[Stored records]
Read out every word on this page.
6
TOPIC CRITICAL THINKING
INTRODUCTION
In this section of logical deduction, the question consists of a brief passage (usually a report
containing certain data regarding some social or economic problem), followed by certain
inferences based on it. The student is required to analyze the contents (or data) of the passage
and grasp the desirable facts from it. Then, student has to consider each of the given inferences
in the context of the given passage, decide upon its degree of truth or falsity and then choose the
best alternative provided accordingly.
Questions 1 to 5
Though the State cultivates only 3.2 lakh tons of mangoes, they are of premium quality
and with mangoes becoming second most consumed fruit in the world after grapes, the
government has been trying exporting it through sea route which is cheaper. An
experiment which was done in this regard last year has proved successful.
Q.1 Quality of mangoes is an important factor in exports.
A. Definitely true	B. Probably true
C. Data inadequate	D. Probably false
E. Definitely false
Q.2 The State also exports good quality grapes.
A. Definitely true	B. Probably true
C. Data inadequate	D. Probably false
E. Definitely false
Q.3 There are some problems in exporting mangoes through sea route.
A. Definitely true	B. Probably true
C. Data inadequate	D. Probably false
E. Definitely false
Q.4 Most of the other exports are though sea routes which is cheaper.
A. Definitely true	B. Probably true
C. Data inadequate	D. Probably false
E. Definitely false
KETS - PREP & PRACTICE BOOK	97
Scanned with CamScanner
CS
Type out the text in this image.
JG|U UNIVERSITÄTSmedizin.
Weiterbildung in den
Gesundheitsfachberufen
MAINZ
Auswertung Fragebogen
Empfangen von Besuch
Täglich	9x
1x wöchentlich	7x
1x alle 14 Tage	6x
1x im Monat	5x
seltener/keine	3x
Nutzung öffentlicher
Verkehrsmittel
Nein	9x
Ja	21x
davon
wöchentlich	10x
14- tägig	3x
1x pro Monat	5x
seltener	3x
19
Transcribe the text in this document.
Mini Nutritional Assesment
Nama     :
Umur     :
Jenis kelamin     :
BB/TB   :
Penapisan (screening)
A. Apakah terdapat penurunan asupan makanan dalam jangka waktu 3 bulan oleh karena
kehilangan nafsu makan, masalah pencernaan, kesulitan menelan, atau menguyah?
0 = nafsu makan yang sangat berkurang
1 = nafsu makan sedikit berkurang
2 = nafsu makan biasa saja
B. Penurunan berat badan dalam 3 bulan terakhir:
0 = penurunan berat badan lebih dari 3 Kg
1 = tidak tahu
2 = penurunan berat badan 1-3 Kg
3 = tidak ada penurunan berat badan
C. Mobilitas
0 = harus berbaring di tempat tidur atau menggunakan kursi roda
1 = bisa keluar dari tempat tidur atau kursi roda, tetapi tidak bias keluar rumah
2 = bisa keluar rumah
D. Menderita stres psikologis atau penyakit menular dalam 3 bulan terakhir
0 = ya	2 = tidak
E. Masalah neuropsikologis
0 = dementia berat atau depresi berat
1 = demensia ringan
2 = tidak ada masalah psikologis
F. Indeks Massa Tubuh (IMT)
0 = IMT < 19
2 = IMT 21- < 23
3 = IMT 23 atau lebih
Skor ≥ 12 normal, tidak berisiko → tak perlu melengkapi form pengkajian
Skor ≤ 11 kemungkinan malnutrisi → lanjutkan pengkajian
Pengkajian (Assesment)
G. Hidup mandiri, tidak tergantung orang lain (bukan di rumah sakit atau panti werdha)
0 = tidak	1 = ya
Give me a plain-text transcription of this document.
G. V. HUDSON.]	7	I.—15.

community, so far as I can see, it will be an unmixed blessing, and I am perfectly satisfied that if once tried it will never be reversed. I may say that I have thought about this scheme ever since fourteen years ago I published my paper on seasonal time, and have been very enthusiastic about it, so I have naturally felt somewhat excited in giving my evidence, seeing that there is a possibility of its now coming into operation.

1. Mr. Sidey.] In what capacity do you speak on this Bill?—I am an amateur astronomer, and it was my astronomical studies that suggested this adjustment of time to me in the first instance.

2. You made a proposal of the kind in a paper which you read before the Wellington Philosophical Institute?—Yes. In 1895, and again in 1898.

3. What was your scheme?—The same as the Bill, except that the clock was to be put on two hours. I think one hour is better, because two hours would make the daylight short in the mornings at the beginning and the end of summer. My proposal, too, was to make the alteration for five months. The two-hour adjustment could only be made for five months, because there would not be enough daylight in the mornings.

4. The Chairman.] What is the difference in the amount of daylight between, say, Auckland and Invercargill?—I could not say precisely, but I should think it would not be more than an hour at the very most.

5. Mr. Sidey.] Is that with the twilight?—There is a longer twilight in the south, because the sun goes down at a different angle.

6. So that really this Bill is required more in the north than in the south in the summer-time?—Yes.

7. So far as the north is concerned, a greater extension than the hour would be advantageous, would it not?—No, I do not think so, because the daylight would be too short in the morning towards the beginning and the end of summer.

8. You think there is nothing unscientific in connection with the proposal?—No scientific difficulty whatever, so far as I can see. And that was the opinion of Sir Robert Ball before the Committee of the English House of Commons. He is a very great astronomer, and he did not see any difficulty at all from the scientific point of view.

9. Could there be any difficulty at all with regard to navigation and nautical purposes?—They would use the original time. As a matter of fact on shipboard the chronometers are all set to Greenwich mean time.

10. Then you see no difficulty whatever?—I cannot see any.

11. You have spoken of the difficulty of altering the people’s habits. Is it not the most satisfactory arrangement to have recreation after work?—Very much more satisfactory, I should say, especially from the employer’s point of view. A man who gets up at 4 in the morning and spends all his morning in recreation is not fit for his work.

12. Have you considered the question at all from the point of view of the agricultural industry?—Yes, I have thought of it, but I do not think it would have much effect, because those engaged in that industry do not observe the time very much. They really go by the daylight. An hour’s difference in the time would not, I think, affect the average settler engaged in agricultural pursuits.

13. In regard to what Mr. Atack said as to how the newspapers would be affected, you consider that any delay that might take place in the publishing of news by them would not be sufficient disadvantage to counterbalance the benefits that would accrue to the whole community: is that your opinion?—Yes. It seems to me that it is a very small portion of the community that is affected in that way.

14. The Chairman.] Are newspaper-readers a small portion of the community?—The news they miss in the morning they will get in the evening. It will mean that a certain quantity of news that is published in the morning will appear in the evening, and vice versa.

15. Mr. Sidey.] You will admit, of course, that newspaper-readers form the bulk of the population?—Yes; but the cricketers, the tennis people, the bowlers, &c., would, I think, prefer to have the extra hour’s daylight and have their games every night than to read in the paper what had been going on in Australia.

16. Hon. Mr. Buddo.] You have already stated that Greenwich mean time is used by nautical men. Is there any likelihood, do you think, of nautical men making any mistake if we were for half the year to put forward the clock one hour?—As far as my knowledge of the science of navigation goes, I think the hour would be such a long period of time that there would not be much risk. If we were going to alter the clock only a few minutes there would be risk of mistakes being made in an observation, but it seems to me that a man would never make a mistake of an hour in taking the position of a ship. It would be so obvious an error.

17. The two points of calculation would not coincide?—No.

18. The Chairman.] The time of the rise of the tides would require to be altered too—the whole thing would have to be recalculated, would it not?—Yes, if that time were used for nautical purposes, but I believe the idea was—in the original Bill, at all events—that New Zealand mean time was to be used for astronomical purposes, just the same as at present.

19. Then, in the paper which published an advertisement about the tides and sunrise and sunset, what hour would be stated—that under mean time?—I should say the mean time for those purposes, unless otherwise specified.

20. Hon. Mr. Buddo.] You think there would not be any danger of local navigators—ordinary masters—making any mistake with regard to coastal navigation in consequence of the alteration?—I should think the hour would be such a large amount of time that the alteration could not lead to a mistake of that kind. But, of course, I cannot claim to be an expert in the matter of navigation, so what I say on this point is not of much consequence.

Aim of the exercise
Please return the data above exactly as given.

Task output
Read out every word on this page.
6
TOPIC CRITICAL THINKING
INTRODUCTION
In this section of logical deduction, the question consists of a brief passage (usually a report
containing certain data regarding some social or economic problem), followed by certain
inferences based on it. The student is required to analyze the contents (or data) of the passage
and grasp the desirable facts from it. Then, student has to consider each of the given inferences
in the context of the given passage, decide upon its degree of truth or falsity and then choose the
best alternative provided accordingly.
Questions 1 to 5
Though the State cultivates only 3.2 lakh tons of mangoes, they are of premium quality
and with mangoes becoming second most consumed fruit in the world after grapes, the
government has been trying exporting it through sea route which is cheaper. An
experiment which was done in this regard last year has proved successful.
Q.1 Quality of mangoes is an important factor in exports.
A. Definitely true	B. Probably true
C. Data inadequate	D. Probably false
E. Definitely false
Q.2 The State also exports good quality grapes.
A. Definitely true	B. Probably true
C. Data inadequate	D. Probably false
E. Definitely false
Q.3 There are some problems in exporting mangoes through sea route.
A. Definitely true	B. Probably true
C. Data inadequate	D. Probably false
E. Definitely false
Q.4 Most of the other exports are though sea routes which is cheaper.
A. Definitely true	B. Probably true
C. Data inadequate	D. Probably false
E. Definitely false
KETS - PREP & PRACTICE BOOK	97
Scanned with CamScanner
CS
Type out the text in this image.
JG|U UNIVERSITÄTSmedizin.
Weiterbildung in den
Gesundheitsfachberufen
MAINZ
Auswertung Fragebogen
Empfangen von Besuch
Täglich	9x
1x wöchentlich	7x
1x alle 14 Tage	6x
1x im Monat	5x
seltener/keine	3x
Nutzung öffentlicher
Verkehrsmittel
Nein	9x
Ja	21x
davon
wöchentlich	10x
14- tägig	3x
1x pro Monat	5x
seltener	3x
19
Transcribe the text in this document.
Mini Nutritional Assesment
Nama     :
Umur     :
Jenis kelamin     :
BB/TB   :
Penapisan (screening)
A. Apakah terdapat penurunan asupan makanan dalam jangka waktu 3 bulan oleh karena
kehilangan nafsu makan, masalah pencernaan, kesulitan menelan, atau menguyah?
0 = nafsu makan yang sangat berkurang
1 = nafsu makan sedikit berkurang
2 = nafsu makan biasa saja
B. Penurunan berat badan dalam 3 bulan terakhir:
0 = penurunan berat badan lebih dari 3 Kg
1 = tidak tahu
2 = penurunan berat badan 1-3 Kg
3 = tidak ada penurunan berat badan
C. Mobilitas
0 = harus berbaring di tempat tidur atau menggunakan kursi roda
1 = bisa keluar dari tempat tidur atau kursi roda, tetapi tidak bias keluar rumah
2 = bisa keluar rumah
D. Menderita stres psikologis atau penyakit menular dalam 3 bulan terakhir
0 = ya	2 = tidak
E. Masalah neuropsikologis
0 = dementia berat atau depresi berat
1 = demensia ringan
2 = tidak ada masalah psikologis
F. Indeks Massa Tubuh (IMT)
0 = IMT < 19
2 = IMT 21- < 23
3 = IMT 23 atau lebih
Skor ≥ 12 normal, tidak berisiko → tak perlu melengkapi form pengkajian
Skor ≤ 11 kemungkinan malnutrisi → lanjutkan pengkajian
Pengkajian (Assesment)
G. Hidup mandiri, tidak tergantung orang lain (bukan di rumah sakit atau panti werdha)
0 = tidak	1 = ya
Give me a plain-text transcription of this document.
G. V. HUDSON.]	7	I.—15.

community, so far as I can see, it will be an unmixed blessing, and I am perfectly satisfied that if once tried it will never be reversed. I may say that I have thought about this scheme ever since fourteen years ago I published my paper on seasonal time, and have been very enthusiastic about it, so I have naturally felt somewhat excited in giving my evidence, seeing that there is a possibility of its now coming into operation.

1. Mr. Sidey.] In what capacity do you speak on this Bill?—I am an amateur astronomer, and it was my astronomical studies that suggested this adjustment of time to me in the first instance.

2. You made a proposal of the kind in a paper which you read before the Wellington Philosophical Institute?—Yes. In 1895, and again in 1898.

3. What was your scheme?—The same as the Bill, except that the clock was to be put on two hours. I think one hour is better, because two hours would make the daylight short in the mornings at the beginning and the end of summer. My proposal, too, was to make the alteration for five months. The two-hour adjustment could only be made for five months, because there would not be enough daylight in the mornings.

4. The Chairman.] What is the difference in the amount of daylight between, say, Auckland and Invercargill?—I could not say precisely, but I should think it would not be more than an hour at the very most.

5. Mr. Sidey.] Is that with the twilight?—There is a longer twilight in the south, because the sun goes down at a different angle.

6. So that really this Bill is required more in the north than in the south in the summer-time?—Yes.

7. So far as the north is concerned, a greater extension than the hour would be advantageous, would it not?—No, I do not think so, because the daylight would be too short in the morning towards the beginning and the end of summer.

8. You think there is nothing unscientific in connection with the proposal?—No scientific difficulty whatever, so far as I can see. And that was the opinion of Sir Robert Ball before the Committee of the English House of Commons. He is a very great astronomer, and he did not see any difficulty at all from the scientific point of view.

9. Could there be any difficulty at all with regard to navigation and nautical purposes?—They would use the original time. As a matter of fact on shipboard the chronometers are all set to Greenwich mean time.

10. Then you see no difficulty whatever?—I cannot see any.

11. You have spoken of the difficulty of altering the people’s habits. Is it not the most satisfactory arrangement to have recreation after work?—Very much more satisfactory, I should say, especially from the employer’s point of view. A man who gets up at 4 in the morning and spends all his morning in recreation is not fit for his work.

12. Have you considered the question at all from the point of view of the agricultural industry?—Yes, I have thought of it, but I do not think it would have much effect, because those engaged in that industry do not observe the time very much. They really go by the daylight. An hour’s difference in the time would not, I think, affect the average settler engaged in agricultural pursuits.

13. In regard to what Mr. Atack said as to how the newspapers would be affected, you consider that any delay that might take place in the publishing of news by them would not be sufficient disadvantage to counterbalance the benefits that would accrue to the whole community: is that your opinion?—Yes. It seems to me that it is a very small portion of the community that is affected in that way.

14. The Chairman.] Are newspaper-readers a small portion of the community?—The news they miss in the morning they will get in the evening. It will mean that a certain quantity of news that is published in the morning will appear in the evening, and vice versa.

15. Mr. Sidey.] You will admit, of course, that newspaper-readers form the bulk of the population?—Yes; but the cricketers, the tennis people, the bowlers, &c., would, I think, prefer to have the extra hour’s daylight and have their games every night than to read in the paper what had been going on in Australia.

16. Hon. Mr. Buddo.] You have already stated that Greenwich mean time is used by nautical men. Is there any likelihood, do you think, of nautical men making any mistake if we were for half the year to put forward the clock one hour?—As far as my knowledge of the science of navigation goes, I think the hour would be such a long period of time that there would not be much risk. If we were going to alter the clock only a few minutes there would be risk of mistakes being made in an observation, but it seems to me that a man would never make a mistake of an hour in taking the position of a ship. It would be so obvious an error.

17. The two points of calculation would not coincide?—No.

18. The Chairman.] The time of the rise of the tides would require to be altered too—the whole thing would have to be recalculated, would it not?—Yes, if that time were used for nautical purposes, but I believe the idea was—in the original Bill, at all events—that New Zealand mean time was to be used for astronomical purposes, just the same as at present.

19. Then, in the paper which published an advertisement about the tides and sunrise and sunset, what hour would be stated—that under mean time?—I should say the mean time for those purposes, unless otherwise specified.

20. Hon. Mr. Buddo.] You think there would not be any danger of local navigators—ordinary masters—making any mistake with regard to coastal navigation in consequence of the alteration?—I should think the hour would be such a large amount of time that the alteration could not lead to a mistake of that kind. But, of course, I cannot claim to be an expert in the matter of navigation, so what I say on this point is not of much consequence.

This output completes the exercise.